> Text shown:
The property in question, known as the Delisle House, is located at 2002 Scenic Drive in Tarrytown. The main house, with Spanish and Modern influences, was built in 1923 by Raymond Delisle, an optician. A Gothic Revival accessory apartment was built in 1946. The current owner applied to demolish the structures in order to build a new home.'
Historic preservationists, for their part, overwhelmingly support historic zoning, which would preserve the buildings in perpetuity. The Historic Landmark Commission unanimously voted to initiate historic zoning in July, citing architectural significance, landscape features and association to historic figures. City staffers recommend historic zoning, calling both structures one-of-a-kind examples of vernacular architecture.
Tarrytown neighbors have also banded together to stop the demolition. Many have written letters, and a few spoke at the meeting. “How could anyone buy this property with the intent of destroying it?” Ila Falvey said. “I think it’s an architectural treasure.”
Michael Whellan, an attorney representing the property owner, said that the claims made by preservationists are shaky. The buildings are run down, he said, and have had substantial renovations. A structural engineer hired by the owner said any attempt at preservation would involve tearing down and rebuilding – an undertaking Whellan said would likely cost millions.
Whellan also argued that any historical significance derived from the property’s association with Delisle and longtime owner C.H. Slator is dubious. “These men are not noted for any civic, philanthropic or historic impact,” he said.
What’s more, according to Whellan, Slator likely participated in segregation as the owner of the Tavern on North Lamar Boulevard between 1953 and 1960.
A city staffer, however, said she found no evidence to support the claim. “We would never landmark a property where a segregationist lived, or there was a racist person,” Kimberly Collins with the Historic Preservation Office said.
Commissioner Awais Azhar couldn’t support historic zoning in part due to lingering uncertainty about Slator. “Focusing on that factor is not here to disparage an individual or family. It is not about playing the race card. This is an important assertion for us to consider as Planning commissioners,” Azhar said.
Commissioner Carmen Llanes Pulido said that allegations of racism should come as no surprise. “We’re talking about white male property owners in the 1950s, in Austin, on the west side – and of course they were racist,” she said. But she argued that allowing the house to be demolished based on these grounds does nothing to help people of color who have been harmed by racism and segregation.
The question of tax breaks was also controversial. Michael Gaudini, representing the property owner, said that the tax breaks associated with historic zoning would exacerbate inequality by shifting property tax burdens to less affluent communities. City staffers estimate that the property, appraised at $3.5 million, would get either a $8,500 or $16,107 property tax break annually, depending on whether a homestead exemption is applied.
Commissioner Grayson Cox preferred the commission focus not on tax breaks but on whether the structures merit preservation. “To me, nothing in the historic preservation criteria lists, is this person deserving of a tax break or not?”
Azhar, on the other hand, said he plans to propose a code amendment getting rid of city property tax breaks for historic properties.
The commission fell one vote short of recommending historic zoning, with six commissioners in support and three opposed. Azhar and commissioners Claire Hempel and Greg Anderson voted against.
The odds of City Council zoning over an owner’s wishes are slim. Nine out of 11 members must vote in favor, and there have only been a handful of such cases over the past several decades.

> Goal 1: Please rewrite the paragraph of the Delisle House article that begins "Michael Whellan, an attorney representing" as a short bulleted list that keeps its main facts.
> Goal 2: Write out the passage of the Delisle House article from "The commission fell" up to and including "past several decades.", word for word.

> Stored data:
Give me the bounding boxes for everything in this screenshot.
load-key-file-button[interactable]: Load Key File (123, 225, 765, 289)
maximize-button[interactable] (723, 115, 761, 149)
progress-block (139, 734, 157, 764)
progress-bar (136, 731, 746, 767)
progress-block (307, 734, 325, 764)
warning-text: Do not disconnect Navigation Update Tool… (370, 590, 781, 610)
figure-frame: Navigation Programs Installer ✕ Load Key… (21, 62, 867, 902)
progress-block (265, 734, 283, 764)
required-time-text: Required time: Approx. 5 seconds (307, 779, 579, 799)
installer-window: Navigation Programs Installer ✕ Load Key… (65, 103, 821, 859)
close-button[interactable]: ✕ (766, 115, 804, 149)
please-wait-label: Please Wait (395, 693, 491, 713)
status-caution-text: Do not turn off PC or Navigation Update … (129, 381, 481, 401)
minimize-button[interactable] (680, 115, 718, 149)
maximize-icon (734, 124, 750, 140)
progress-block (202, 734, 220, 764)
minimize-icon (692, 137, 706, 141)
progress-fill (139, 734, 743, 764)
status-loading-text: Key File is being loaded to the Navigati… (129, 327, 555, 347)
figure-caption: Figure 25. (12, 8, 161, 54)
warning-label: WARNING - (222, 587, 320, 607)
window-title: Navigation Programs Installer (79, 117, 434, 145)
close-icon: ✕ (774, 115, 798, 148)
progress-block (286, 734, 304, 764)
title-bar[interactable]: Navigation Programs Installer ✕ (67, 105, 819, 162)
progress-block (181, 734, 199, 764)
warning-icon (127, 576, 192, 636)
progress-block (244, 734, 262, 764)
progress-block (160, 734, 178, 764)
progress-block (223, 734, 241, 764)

> Final answer 1:
- Michael Whellan, the property owner's attorney, called the preservationists' claims shaky.
- He said the buildings are run down and have had substantial renovations.
- A structural engineer hired by the owner said preservation would mean tearing down and rebuilding.
- Whellan said that work would likely cost millions.

> Final answer 2:
The commission fell one vote short of recommending historic zoning, with six commissioners in support and three opposed. Azhar and commissioners Claire Hempel and Greg Anderson voted against.
The odds of City Council zoning over an owner’s wishes are slim. Nine out of 11 members must vote in favor, and there have only been a handful of such cases over the past several decades.